__AIM OF THE TASK__
Convert the material below into a JSON list of strings with one string per line, leaving out any blank lines.

__DATA SECTION__

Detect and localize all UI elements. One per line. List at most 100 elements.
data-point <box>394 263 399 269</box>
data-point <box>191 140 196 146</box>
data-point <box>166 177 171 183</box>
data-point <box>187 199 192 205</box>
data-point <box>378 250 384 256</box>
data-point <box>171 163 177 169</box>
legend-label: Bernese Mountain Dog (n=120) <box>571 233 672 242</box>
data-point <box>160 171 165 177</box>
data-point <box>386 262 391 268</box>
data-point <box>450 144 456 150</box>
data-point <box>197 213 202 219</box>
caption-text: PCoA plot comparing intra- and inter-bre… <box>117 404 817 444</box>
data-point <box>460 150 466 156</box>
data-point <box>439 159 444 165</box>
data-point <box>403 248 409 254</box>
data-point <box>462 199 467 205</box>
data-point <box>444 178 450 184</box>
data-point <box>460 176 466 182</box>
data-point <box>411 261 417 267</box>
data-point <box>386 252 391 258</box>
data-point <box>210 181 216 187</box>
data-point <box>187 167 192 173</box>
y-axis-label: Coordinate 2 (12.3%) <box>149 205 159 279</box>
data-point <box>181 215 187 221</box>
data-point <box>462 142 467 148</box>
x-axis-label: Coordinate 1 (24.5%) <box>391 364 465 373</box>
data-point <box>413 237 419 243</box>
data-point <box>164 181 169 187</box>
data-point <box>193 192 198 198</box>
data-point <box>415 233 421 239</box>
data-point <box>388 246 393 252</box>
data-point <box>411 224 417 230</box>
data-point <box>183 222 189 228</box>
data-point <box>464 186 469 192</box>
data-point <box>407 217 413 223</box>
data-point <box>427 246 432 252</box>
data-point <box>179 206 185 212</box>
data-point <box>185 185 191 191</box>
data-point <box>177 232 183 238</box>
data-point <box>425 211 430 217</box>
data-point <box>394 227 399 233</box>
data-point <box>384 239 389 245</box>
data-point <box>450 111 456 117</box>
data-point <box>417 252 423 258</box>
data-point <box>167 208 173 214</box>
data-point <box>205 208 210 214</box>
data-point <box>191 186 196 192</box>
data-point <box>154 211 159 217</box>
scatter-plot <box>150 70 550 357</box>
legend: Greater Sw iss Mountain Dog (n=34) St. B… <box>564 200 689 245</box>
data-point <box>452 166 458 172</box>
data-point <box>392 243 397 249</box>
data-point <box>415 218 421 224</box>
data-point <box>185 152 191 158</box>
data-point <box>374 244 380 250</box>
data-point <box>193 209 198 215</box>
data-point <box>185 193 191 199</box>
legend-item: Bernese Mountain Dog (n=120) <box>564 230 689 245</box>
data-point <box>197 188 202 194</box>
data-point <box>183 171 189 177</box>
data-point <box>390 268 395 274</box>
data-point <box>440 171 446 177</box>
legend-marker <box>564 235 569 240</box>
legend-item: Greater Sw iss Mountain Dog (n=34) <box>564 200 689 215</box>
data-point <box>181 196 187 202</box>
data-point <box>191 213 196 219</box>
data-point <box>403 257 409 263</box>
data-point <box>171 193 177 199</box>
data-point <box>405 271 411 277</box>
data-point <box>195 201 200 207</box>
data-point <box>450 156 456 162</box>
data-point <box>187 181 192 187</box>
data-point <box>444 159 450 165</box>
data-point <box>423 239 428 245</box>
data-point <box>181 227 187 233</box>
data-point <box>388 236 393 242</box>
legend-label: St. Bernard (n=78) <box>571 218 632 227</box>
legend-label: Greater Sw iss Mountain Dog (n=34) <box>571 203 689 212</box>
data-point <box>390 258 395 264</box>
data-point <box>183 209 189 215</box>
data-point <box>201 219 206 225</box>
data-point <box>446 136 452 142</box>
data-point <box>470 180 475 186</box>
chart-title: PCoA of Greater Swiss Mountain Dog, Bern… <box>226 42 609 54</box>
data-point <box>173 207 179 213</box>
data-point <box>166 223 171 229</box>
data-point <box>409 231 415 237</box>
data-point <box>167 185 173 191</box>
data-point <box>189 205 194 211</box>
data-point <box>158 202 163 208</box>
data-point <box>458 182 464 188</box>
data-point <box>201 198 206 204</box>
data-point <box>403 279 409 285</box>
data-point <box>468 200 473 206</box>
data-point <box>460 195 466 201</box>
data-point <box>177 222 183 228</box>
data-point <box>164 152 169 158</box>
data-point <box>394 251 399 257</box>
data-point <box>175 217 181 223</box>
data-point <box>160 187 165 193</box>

__EXERCISE RESULT__
[
  "Detect and localize all UI elements. One per line. List at most 100 elements.",
  "data-point <box>394 263 399 269</box>",
  "data-point <box>191 140 196 146</box>",
  "data-point <box>166 177 171 183</box>",
  "data-point <box>187 199 192 205</box>",
  "data-point <box>378 250 384 256</box>",
  "data-point <box>171 163 177 169</box>",
  "legend-label: Bernese Mountain Dog (n=120) <box>571 233 672 242</box>",
  "data-point <box>160 171 165 177</box>",
  "data-point <box>386 262 391 268</box>",
  "data-point <box>450 144 456 150</box>",
  "data-point <box>197 213 202 219</box>",
  "caption-text: PCoA plot comparing intra- and inter-bre… <box>117 404 817 444</box>",
  "data-point <box>460 150 466 156</box>",
  "data-point <box>439 159 444 165</box>",
  "data-point <box>403 248 409 254</box>",
  "data-point <box>462 199 467 205</box>",
  "data-point <box>444 178 450 184</box>",
  "data-point <box>460 176 466 182</box>",
  "data-point <box>411 261 417 267</box>",
  "data-point <box>386 252 391 258</box>",
  "data-point <box>210 181 216 187</box>",
  "data-point <box>187 167 192 173</box>",
  "y-axis-label: Coordinate 2 (12.3%) <box>149 205 159 279</box>",
  "data-point <box>181 215 187 221</box>",
  "data-point <box>462 142 467 148</box>",
  "x-axis-label: Coordinate 1 (24.5%) <box>391 364 465 373</box>",
  "data-point <box>413 237 419 243</box>",
  "data-point <box>164 181 169 187</box>",
  "data-point <box>193 192 198 198</box>",
  "data-point <box>415 233 421 239</box>",
  "data-point <box>388 246 393 252</box>",
  "data-point <box>411 224 417 230</box>",
  "data-point <box>183 222 189 228</box>",
  "data-point <box>464 186 469 192</box>",
  "data-point <box>407 217 413 223</box>",
  "data-point <box>427 246 432 252</box>",
  "data-point <box>179 206 185 212</box>",
  "data-point <box>185 185 191 191</box>",
  "data-point <box>177 232 183 238</box>",
  "data-point <box>425 211 430 217</box>",
  "data-point <box>394 227 399 233</box>",
  "data-point <box>384 239 389 245</box>",
  "data-point <box>450 111 456 117</box>",
  "data-point <box>417 252 423 258</box>",
  "data-point <box>167 208 173 214</box>",
  "data-point <box>205 208 210 214</box>",
  "data-point <box>191 186 196 192</box>",
  "data-point <box>154 211 159 217</box>",
  "scatter-plot <box>150 70 550 357</box>",
  "legend: Greater Sw iss Mountain Dog (n=34) St. B… <box>564 200 689 245</box>",
  "data-point <box>452 166 458 172</box>",
  "data-point <box>392 243 397 249</box>",
  "data-point <box>415 218 421 224</box>",
  "data-point <box>185 152 191 158</box>",
  "data-point <box>374 244 380 250</box>",
  "data-point <box>193 209 198 215</box>",
  "data-point <box>185 193 191 199</box>",
  "legend-item: Bernese Mountain Dog (n=120) <box>564 230 689 245</box>",
  "data-point <box>197 188 202 194</box>",
  "data-point <box>183 171 189 177</box>",
  "data-point <box>390 268 395 274</box>",
  "data-point <box>440 171 446 177</box>",
  "legend-marker <box>564 235 569 240</box>",
  "legend-item: Greater Sw iss Mountain Dog (n=34) <box>564 200 689 215</box>",
  "data-point <box>181 196 187 202</box>",
  "data-point <box>191 213 196 219</box>",
  "data-point <box>403 257 409 263</box>",
  "data-point <box>171 193 177 199</box>",
  "data-point <box>405 271 411 277</box>",
  "data-point <box>195 201 200 207</box>",
  "data-point <box>450 156 456 162</box>",
  "data-point <box>187 181 192 187</box>",
  "data-point <box>444 159 450 165</box>",
  "data-point <box>423 239 428 245</box>",
  "data-point <box>181 227 187 233</box>",
  "data-point <box>388 236 393 242</box>",
  "legend-label: St. Bernard (n=78) <box>571 218 632 227</box>",
  "legend-label: Greater Sw iss Mountain Dog (n=34) <box>571 203 689 212</box>",
  "data-point <box>390 258 395 264</box>",
  "data-point <box>183 209 189 215</box>",
  "data-point <box>201 219 206 225</box>",
  "data-point <box>446 136 452 142</box>",
  "data-point <box>470 180 475 186</box>",
  "chart-title: PCoA of Greater Swiss Mountain Dog, Bern… <box>226 42 609 54</box>",
  "data-point <box>173 207 179 213</box>",
  "data-point <box>166 223 171 229</box>",
  "data-point <box>409 231 415 237</box>",
  "data-point <box>167 185 173 191</box>",
  "data-point <box>189 205 194 211</box>",
  "data-point <box>158 202 163 208</box>",
  "data-point <box>458 182 464 188</box>",
  "data-point <box>201 198 206 204</box>",
  "data-point <box>403 279 409 285</box>",
  "data-point <box>468 200 473 206</box>",
  "data-point <box>460 195 466 201</box>",
  "data-point <box>177 222 183 228</box>",
  "data-point <box>164 152 169 158</box>",
  "data-point <box>394 251 399 257</box>",
  "data-point <box>175 217 181 223</box>",
  "data-point <box>160 187 165 193</box>"
]